(Stored data entries)

========================

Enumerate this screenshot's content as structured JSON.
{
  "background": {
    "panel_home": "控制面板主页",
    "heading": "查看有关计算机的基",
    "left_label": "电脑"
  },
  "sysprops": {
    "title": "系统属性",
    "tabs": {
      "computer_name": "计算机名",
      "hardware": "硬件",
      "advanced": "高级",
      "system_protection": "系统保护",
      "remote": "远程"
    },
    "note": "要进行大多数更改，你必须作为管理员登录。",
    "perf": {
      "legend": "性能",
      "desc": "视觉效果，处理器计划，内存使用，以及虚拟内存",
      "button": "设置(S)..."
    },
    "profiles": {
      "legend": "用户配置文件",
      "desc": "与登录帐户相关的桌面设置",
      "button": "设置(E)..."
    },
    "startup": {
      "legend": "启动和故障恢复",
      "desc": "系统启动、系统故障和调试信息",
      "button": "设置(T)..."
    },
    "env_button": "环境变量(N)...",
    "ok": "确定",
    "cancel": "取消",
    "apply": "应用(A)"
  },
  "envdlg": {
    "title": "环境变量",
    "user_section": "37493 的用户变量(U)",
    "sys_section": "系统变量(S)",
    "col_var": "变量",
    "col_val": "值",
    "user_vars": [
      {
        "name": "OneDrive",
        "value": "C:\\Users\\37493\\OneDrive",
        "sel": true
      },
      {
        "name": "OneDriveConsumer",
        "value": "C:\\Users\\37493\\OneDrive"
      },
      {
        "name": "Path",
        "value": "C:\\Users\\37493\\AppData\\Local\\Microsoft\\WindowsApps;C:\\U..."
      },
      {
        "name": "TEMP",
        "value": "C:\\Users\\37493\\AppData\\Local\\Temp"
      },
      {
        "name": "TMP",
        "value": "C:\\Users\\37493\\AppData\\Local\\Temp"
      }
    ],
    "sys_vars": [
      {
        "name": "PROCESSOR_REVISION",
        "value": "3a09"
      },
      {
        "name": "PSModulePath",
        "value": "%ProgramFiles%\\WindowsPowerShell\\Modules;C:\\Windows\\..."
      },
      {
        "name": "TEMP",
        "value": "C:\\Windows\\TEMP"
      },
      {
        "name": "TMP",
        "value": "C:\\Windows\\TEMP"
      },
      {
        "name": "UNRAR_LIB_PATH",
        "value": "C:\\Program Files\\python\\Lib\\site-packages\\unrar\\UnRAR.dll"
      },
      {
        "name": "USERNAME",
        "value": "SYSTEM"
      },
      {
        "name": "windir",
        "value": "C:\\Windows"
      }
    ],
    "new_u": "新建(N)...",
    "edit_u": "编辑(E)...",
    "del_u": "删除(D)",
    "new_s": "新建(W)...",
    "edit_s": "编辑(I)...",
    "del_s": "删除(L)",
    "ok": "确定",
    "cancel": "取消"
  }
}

========================

» To be done
State how many lines of the listing hold the string "Users"; reply with the number and nothing else.

» Full solution
5